** Begin INPUT MATERIAL **

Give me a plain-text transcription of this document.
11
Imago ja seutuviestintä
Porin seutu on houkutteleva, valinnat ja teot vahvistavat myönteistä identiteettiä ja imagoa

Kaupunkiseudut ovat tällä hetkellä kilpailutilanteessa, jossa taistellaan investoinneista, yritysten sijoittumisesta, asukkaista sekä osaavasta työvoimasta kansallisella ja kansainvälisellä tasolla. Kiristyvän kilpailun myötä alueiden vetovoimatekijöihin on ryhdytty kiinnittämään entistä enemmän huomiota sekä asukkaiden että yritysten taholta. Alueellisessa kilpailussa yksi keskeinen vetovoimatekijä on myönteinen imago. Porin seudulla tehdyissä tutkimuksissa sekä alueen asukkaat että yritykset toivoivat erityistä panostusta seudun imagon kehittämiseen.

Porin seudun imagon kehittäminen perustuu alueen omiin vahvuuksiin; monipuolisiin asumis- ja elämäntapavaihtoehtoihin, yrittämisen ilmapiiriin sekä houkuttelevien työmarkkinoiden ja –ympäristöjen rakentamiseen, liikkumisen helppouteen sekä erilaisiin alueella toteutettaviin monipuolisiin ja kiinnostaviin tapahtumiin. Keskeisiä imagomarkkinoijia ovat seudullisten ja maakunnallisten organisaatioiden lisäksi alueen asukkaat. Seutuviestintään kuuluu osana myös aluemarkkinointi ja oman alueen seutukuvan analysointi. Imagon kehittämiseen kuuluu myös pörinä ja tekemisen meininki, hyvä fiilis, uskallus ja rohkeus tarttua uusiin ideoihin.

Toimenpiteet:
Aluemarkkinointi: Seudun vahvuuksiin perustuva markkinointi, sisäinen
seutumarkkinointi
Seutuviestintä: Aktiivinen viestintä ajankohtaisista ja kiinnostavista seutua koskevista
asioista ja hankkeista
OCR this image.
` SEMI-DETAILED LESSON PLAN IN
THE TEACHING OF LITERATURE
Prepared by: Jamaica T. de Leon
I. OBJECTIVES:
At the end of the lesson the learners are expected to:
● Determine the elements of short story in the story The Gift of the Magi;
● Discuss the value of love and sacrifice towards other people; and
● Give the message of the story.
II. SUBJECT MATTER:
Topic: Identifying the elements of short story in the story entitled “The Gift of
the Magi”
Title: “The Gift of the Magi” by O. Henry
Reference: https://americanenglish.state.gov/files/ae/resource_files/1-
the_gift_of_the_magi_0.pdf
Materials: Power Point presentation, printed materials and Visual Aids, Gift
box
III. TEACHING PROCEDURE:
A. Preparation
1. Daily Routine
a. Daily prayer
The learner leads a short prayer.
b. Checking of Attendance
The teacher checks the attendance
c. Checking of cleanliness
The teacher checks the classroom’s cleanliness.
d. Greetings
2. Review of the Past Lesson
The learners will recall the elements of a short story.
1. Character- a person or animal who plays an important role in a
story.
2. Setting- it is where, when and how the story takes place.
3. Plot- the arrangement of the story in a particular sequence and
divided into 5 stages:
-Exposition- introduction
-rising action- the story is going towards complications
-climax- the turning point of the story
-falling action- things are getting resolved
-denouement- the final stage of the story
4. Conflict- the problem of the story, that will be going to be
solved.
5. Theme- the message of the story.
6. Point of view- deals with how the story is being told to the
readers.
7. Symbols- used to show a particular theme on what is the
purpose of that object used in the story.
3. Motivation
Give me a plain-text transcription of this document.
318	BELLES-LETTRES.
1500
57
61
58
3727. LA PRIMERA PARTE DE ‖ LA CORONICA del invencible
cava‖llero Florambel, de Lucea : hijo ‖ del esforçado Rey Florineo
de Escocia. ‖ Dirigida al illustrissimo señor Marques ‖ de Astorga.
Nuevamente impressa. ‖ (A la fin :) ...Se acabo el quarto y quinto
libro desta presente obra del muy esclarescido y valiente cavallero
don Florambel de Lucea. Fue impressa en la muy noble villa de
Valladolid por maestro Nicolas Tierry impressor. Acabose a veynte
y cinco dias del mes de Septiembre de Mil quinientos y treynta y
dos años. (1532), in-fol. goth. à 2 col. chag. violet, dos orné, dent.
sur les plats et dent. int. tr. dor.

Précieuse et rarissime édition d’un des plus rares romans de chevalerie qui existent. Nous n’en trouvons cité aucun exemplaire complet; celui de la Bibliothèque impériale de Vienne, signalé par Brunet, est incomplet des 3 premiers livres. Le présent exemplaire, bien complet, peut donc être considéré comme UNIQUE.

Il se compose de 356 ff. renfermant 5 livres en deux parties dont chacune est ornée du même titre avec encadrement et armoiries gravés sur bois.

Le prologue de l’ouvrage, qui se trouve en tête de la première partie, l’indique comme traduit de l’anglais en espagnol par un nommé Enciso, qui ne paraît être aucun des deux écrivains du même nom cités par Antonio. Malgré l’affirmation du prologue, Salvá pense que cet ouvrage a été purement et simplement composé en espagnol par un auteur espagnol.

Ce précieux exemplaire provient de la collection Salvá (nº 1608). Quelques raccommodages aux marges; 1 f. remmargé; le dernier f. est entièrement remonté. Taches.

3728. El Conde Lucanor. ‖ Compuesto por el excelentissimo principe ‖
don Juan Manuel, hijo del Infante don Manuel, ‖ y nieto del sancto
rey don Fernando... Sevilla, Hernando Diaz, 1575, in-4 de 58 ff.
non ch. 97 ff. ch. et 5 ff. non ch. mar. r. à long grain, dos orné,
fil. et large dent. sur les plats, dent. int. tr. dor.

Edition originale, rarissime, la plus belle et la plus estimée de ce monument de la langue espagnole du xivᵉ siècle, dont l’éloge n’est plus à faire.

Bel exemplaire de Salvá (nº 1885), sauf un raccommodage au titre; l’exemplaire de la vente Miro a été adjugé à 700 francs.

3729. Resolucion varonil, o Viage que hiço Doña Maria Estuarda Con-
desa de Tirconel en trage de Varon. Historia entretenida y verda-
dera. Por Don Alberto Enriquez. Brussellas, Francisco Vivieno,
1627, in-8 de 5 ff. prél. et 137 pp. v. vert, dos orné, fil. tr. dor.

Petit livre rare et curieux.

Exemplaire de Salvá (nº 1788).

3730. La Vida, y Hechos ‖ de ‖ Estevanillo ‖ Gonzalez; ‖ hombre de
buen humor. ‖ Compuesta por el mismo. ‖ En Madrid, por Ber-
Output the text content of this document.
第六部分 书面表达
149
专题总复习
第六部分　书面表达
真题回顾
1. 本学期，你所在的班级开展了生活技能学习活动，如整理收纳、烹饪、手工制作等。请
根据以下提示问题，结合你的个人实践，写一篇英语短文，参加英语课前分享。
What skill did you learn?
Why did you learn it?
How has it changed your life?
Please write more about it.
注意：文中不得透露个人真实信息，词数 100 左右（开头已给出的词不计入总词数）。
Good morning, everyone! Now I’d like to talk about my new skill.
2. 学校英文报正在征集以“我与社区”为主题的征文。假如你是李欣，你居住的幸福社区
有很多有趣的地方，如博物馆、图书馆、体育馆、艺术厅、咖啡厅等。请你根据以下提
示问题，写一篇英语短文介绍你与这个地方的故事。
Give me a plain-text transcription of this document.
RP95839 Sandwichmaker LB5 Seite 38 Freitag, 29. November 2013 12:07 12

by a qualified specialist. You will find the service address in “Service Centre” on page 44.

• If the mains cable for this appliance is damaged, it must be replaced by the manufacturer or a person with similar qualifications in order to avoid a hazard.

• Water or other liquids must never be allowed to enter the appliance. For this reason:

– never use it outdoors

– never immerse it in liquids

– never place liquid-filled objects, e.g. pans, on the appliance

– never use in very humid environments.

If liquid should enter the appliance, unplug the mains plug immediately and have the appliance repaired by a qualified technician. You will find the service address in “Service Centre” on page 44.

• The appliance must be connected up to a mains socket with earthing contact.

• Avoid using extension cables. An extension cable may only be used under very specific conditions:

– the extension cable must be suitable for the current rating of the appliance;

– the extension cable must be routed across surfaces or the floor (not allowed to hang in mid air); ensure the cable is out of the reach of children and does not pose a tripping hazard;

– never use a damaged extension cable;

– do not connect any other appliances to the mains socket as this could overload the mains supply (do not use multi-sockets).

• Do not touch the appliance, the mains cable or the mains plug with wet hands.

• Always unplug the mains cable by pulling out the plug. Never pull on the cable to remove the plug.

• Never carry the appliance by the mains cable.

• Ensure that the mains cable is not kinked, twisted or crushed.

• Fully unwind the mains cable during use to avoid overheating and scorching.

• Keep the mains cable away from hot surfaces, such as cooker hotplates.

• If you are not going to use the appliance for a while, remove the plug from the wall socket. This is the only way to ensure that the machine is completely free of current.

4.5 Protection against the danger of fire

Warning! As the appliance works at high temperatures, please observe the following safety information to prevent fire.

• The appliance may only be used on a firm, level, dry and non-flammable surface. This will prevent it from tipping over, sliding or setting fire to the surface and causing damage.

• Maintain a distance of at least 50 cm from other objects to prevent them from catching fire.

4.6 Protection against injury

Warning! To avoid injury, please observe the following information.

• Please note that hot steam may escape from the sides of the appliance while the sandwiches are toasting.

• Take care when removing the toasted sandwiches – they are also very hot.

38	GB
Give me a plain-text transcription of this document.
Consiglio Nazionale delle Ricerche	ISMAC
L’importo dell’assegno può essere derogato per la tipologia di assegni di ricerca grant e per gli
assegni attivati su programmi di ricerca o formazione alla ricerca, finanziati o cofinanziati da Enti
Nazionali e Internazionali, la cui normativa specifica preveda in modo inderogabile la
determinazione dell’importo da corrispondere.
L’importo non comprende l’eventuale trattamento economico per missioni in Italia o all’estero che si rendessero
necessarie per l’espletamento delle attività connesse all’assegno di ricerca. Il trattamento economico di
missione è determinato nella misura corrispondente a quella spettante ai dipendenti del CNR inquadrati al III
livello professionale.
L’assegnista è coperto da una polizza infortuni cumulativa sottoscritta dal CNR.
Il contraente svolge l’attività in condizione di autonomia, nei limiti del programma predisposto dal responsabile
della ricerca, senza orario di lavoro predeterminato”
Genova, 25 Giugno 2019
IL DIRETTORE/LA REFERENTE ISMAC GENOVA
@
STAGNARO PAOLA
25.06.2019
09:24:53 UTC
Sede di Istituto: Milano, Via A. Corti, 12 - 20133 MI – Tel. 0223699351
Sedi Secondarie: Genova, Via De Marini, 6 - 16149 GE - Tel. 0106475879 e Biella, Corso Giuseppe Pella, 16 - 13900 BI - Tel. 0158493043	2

** End INPUT MATERIAL **

Count the lines in the material above where the string "economico" appears, then state only that count.

**OUTPUT FOR THIS EXERCISE**
2